§ Given request
Transcribe each line of the material as it is, and drop any picture.

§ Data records
# # # # # # #
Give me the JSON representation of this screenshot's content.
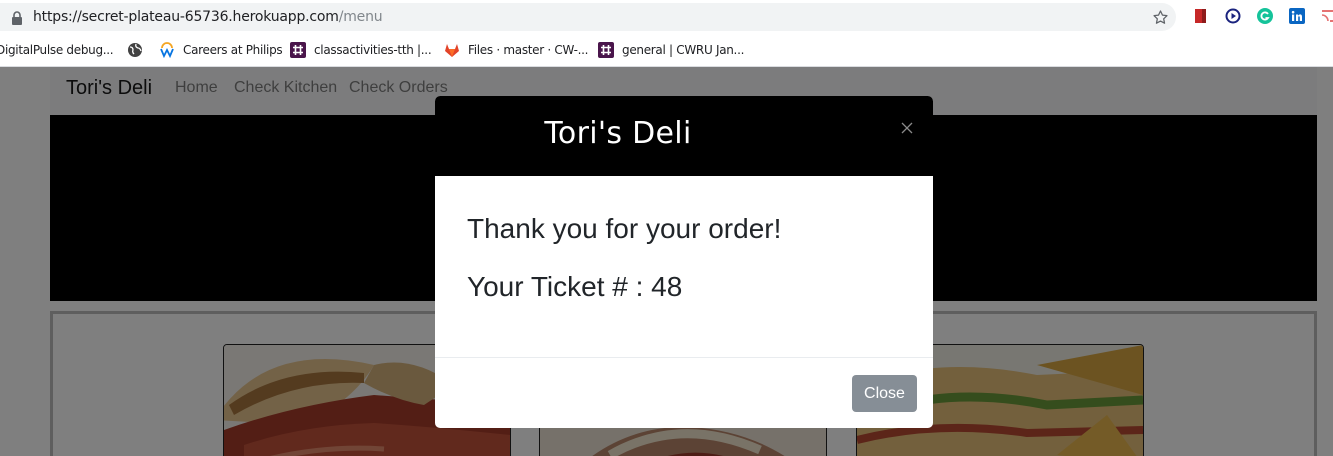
{
  "browser": {
    "url_host": "https://secret-plateau-65736.herokuapp.com",
    "url_path": "/menu",
    "bookmarks": [
      {
        "label": "DigitalPulse debug...",
        "icon": "none"
      },
      {
        "label": "",
        "icon": "globe-icon"
      },
      {
        "label": "Careers at Philips",
        "icon": "workday-icon"
      },
      {
        "label": "classactivities-tth |...",
        "icon": "slack-icon"
      },
      {
        "label": "Files · master · CW-...",
        "icon": "gitlab-icon"
      },
      {
        "label": "general | CWRU Jan...",
        "icon": "slack-icon"
      }
    ],
    "extensions": [
      "bookmark-extension-icon",
      "play-extension-icon",
      "grammarly-icon",
      "linkedin-icon",
      "cast-icon"
    ]
  },
  "site": {
    "brand": "Tori's Deli",
    "nav": [
      "Home",
      "Check Kitchen",
      "Check Orders"
    ]
  },
  "modal": {
    "title": "Tori's Deli",
    "message": "Thank you for your order!",
    "ticket": "Your Ticket # : 48",
    "close_label": "Close"
  },
  "colors": {
    "header_bg": "#000000",
    "close_button_bg": "#868e96",
    "backdrop": "rgba(0,0,0,0.5)"
  }
}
# # # # # # #
§ The completed task
Give me the JSON representation of this screenshot's content.
{
  "browser": {
    "url_host": "https://secret-plateau-65736.herokuapp.com",
    "url_path": "/menu",
    "bookmarks": [
      {
        "label": "DigitalPulse debug...",
        "icon": "none"
      },
      {
        "label": "",
        "icon": "globe-icon"
      },
      {
        "label": "Careers at Philips",
        "icon": "workday-icon"
      },
      {
        "label": "classactivities-tth |...",
        "icon": "slack-icon"
      },
      {
        "label": "Files · master · CW-...",
        "icon": "gitlab-icon"
      },
      {
        "label": "general | CWRU Jan...",
        "icon": "slack-icon"
      }
    ],
    "extensions": [
      "bookmark-extension-icon",
      "play-extension-icon",
      "grammarly-icon",
      "linkedin-icon",
      "cast-icon"
    ]
  },
  "site": {
    "brand": "Tori's Deli",
    "nav": [
      "Home",
      "Check Kitchen",
      "Check Orders"
    ]
  },
  "modal": {
    "title": "Tori's Deli",
    "message": "Thank you for your order!",
    "ticket": "Your Ticket # : 48",
    "close_label": "Close"
  },
  "colors": {
    "header_bg": "#000000",
    "close_button_bg": "#868e96",
    "backdrop": "rgba(0,0,0,0.5)"
  }
}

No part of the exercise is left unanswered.